What to work on >>
All entries below need to be written out exactly, but without their pictures.

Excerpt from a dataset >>
§ §
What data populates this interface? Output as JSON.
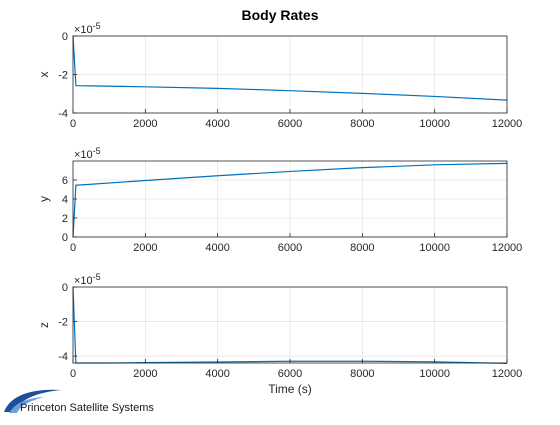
{
  "title": "Body Rates",
  "logo_text": "Princeton Satellite Systems",
  "colors": {
    "line": "#0072BD",
    "grid": "#e6e6e6",
    "axis": "#262626",
    "logo": "#1f4f9a"
  },
  "chart_data": [
    {
      "type": "line",
      "ylabel": "x",
      "xlabel": "",
      "exponent_label": "×10",
      "exponent_power": "-5",
      "xlim": [
        0,
        12000
      ],
      "ylim": [
        -4,
        0
      ],
      "x_ticks": [
        0,
        2000,
        4000,
        6000,
        8000,
        10000,
        12000
      ],
      "y_ticks": [
        -4,
        -2,
        0
      ],
      "grid": true,
      "series": [
        {
          "x": [
            0,
            80,
            500,
            2000,
            4000,
            6000,
            8000,
            10000,
            12000
          ],
          "y": [
            0,
            -2.58,
            -2.59,
            -2.64,
            -2.72,
            -2.84,
            -2.98,
            -3.14,
            -3.33
          ]
        }
      ]
    },
    {
      "type": "line",
      "ylabel": "y",
      "xlabel": "",
      "exponent_label": "×10",
      "exponent_power": "-5",
      "xlim": [
        0,
        12000
      ],
      "ylim": [
        0,
        8
      ],
      "x_ticks": [
        0,
        2000,
        4000,
        6000,
        8000,
        10000,
        12000
      ],
      "y_ticks": [
        0,
        2,
        4,
        6
      ],
      "grid": true,
      "series": [
        {
          "x": [
            0,
            80,
            500,
            2000,
            4000,
            6000,
            8000,
            10000,
            12000
          ],
          "y": [
            0,
            5.45,
            5.55,
            5.95,
            6.45,
            6.9,
            7.3,
            7.6,
            7.75
          ]
        }
      ]
    },
    {
      "type": "line",
      "ylabel": "z",
      "xlabel": "Time (s)",
      "exponent_label": "×10",
      "exponent_power": "-5",
      "xlim": [
        0,
        12000
      ],
      "ylim": [
        -4.4,
        0
      ],
      "x_ticks": [
        0,
        2000,
        4000,
        6000,
        8000,
        10000,
        12000
      ],
      "y_ticks": [
        -4,
        -2,
        0
      ],
      "grid": true,
      "series": [
        {
          "x": [
            0,
            80,
            1000,
            2000,
            4000,
            6000,
            8000,
            10000,
            12000
          ],
          "y": [
            0,
            -4.4,
            -4.4,
            -4.38,
            -4.34,
            -4.3,
            -4.3,
            -4.33,
            -4.42
          ]
        }
      ]
    }
  ]
}
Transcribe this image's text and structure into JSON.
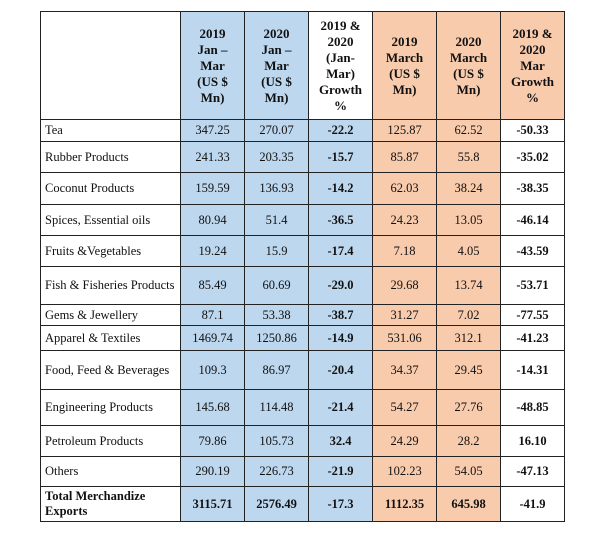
§ §
Correct answer >>
What data populates this interface? Output as JSON.
{
  "title": "Body Rates",
  "logo_text": "Princeton Satellite Systems",
  "colors": {
    "line": "#0072BD",
    "grid": "#e6e6e6",
    "axis": "#262626",
    "logo": "#1f4f9a"
  },
  "chart_data": [
    {
      "type": "line",
      "ylabel": "x",
      "xlabel": "",
      "exponent_label": "×10",
      "exponent_power": "-5",
      "xlim": [
        0,
        12000
      ],
      "ylim": [
        -4,
        0
      ],
      "x_ticks": [
        0,
        2000,
        4000,
        6000,
        8000,
        10000,
        12000
      ],
      "y_ticks": [
        -4,
        -2,
        0
      ],
      "grid": true,
      "series": [
        {
          "x": [
            0,
            80,
            500,
            2000,
            4000,
            6000,
            8000,
            10000,
            12000
          ],
          "y": [
            0,
            -2.58,
            -2.59,
            -2.64,
            -2.72,
            -2.84,
            -2.98,
            -3.14,
            -3.33
          ]
        }
      ]
    },
    {
      "type": "line",
      "ylabel": "y",
      "xlabel": "",
      "exponent_label": "×10",
      "exponent_power": "-5",
      "xlim": [
        0,
        12000
      ],
      "ylim": [
        0,
        8
      ],
      "x_ticks": [
        0,
        2000,
        4000,
        6000,
        8000,
        10000,
        12000
      ],
      "y_ticks": [
        0,
        2,
        4,
        6
      ],
      "grid": true,
      "series": [
        {
          "x": [
            0,
            80,
            500,
            2000,
            4000,
            6000,
            8000,
            10000,
            12000
          ],
          "y": [
            0,
            5.45,
            5.55,
            5.95,
            6.45,
            6.9,
            7.3,
            7.6,
            7.75
          ]
        }
      ]
    },
    {
      "type": "line",
      "ylabel": "z",
      "xlabel": "Time (s)",
      "exponent_label": "×10",
      "exponent_power": "-5",
      "xlim": [
        0,
        12000
      ],
      "ylim": [
        -4.4,
        0
      ],
      "x_ticks": [
        0,
        2000,
        4000,
        6000,
        8000,
        10000,
        12000
      ],
      "y_ticks": [
        -4,
        -2,
        0
      ],
      "grid": true,
      "series": [
        {
          "x": [
            0,
            80,
            1000,
            2000,
            4000,
            6000,
            8000,
            10000,
            12000
          ],
          "y": [
            0,
            -4.4,
            -4.4,
            -4.38,
            -4.34,
            -4.3,
            -4.3,
            -4.33,
            -4.42
          ]
        }
      ]
    }
  ]
}
Transcribe this image's text and structure into JSON.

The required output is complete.